> _WHAT THIS TASK INVOLVES_:
Write out the material again word for word, dropping any images it holds.

#####

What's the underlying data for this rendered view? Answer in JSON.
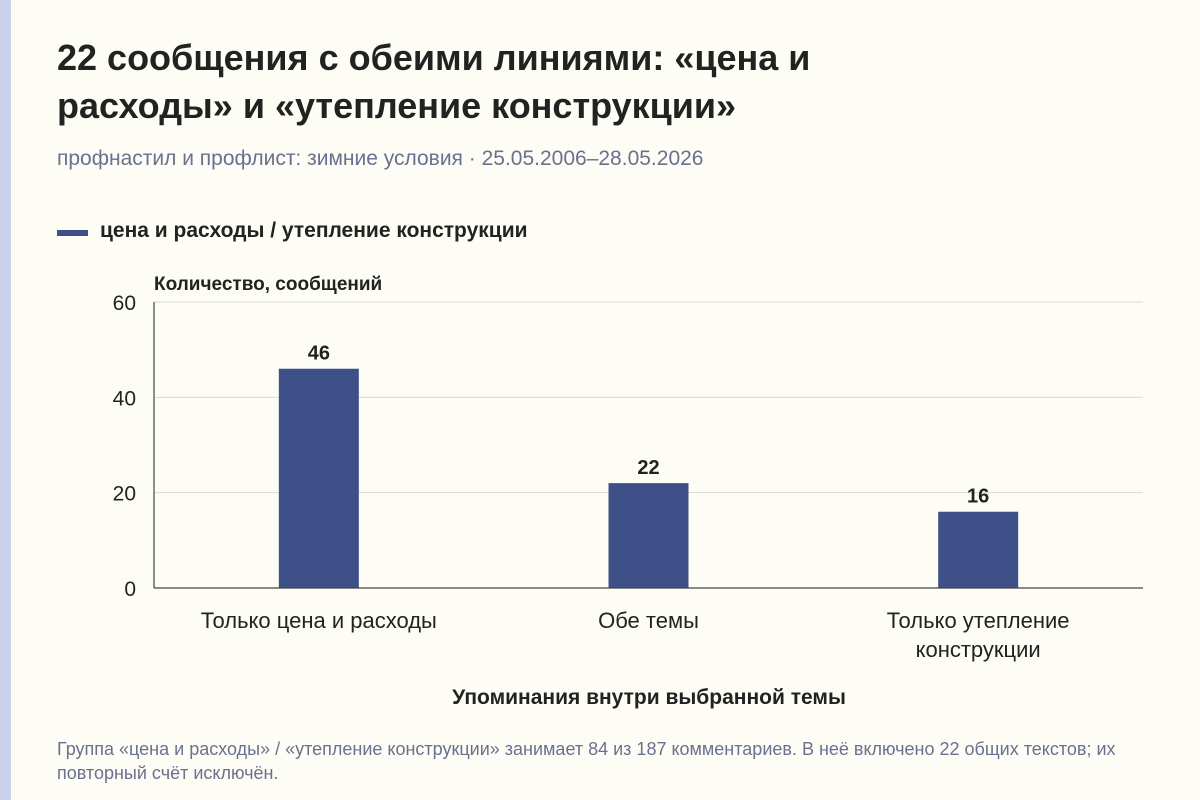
{
  "chart_data": {
    "type": "bar",
    "title": "22 сообщения с обеими линиями: «цена и расходы» и «утепление конструкции»",
    "title_lines": [
      "22 сообщения с обеими линиями: «цена и",
      "расходы» и «утепление конструкции»"
    ],
    "subtitle": "профнастил и профлист: зимние условия · 25.05.2006–28.05.2026",
    "legend": {
      "label": "цена и расходы / утепление конструкции",
      "placement": "top-left"
    },
    "ylabel": "Количество, сообщений",
    "xlabel": "Упоминания внутри выбранной темы",
    "ylim": [
      0,
      60
    ],
    "yticks": [
      0,
      20,
      40,
      60
    ],
    "grid": true,
    "categories": [
      [
        "Только цена и расходы"
      ],
      [
        "Обе темы"
      ],
      [
        "Только утепление",
        "конструкции"
      ]
    ],
    "series": [
      {
        "name": "цена и расходы / утепление конструкции",
        "values": [
          46,
          22,
          16
        ],
        "color": "#3d5188"
      }
    ],
    "note": "Группа «цена и расходы» / «утепление конструкции» занимает 84 из 187 комментариев. В неё включено 22 общих текстов; их повторный счёт исключён."
  },
  "colors": {
    "background": "#fefdf5",
    "bar": "#3d5188",
    "grid": "#d9d9d2",
    "axis": "#444444",
    "muted_text": "#6a7090",
    "left_stripe": "#c9d1ec"
  }
}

#####

> _RESPONSE_:
What's the underlying data for this rendered view? Answer in JSON.
{
  "chart_data": {
    "type": "bar",
    "title": "22 сообщения с обеими линиями: «цена и расходы» и «утепление конструкции»",
    "title_lines": [
      "22 сообщения с обеими линиями: «цена и",
      "расходы» и «утепление конструкции»"
    ],
    "subtitle": "профнастил и профлист: зимние условия · 25.05.2006–28.05.2026",
    "legend": {
      "label": "цена и расходы / утепление конструкции",
      "placement": "top-left"
    },
    "ylabel": "Количество, сообщений",
    "xlabel": "Упоминания внутри выбранной темы",
    "ylim": [
      0,
      60
    ],
    "yticks": [
      0,
      20,
      40,
      60
    ],
    "grid": true,
    "categories": [
      [
        "Только цена и расходы"
      ],
      [
        "Обе темы"
      ],
      [
        "Только утепление",
        "конструкции"
      ]
    ],
    "series": [
      {
        "name": "цена и расходы / утепление конструкции",
        "values": [
          46,
          22,
          16
        ],
        "color": "#3d5188"
      }
    ],
    "note": "Группа «цена и расходы» / «утепление конструкции» занимает 84 из 187 комментариев. В неё включено 22 общих текстов; их повторный счёт исключён."
  },
  "colors": {
    "background": "#fefdf5",
    "bar": "#3d5188",
    "grid": "#d9d9d2",
    "axis": "#444444",
    "muted_text": "#6a7090",
    "left_stripe": "#c9d1ec"
  }
}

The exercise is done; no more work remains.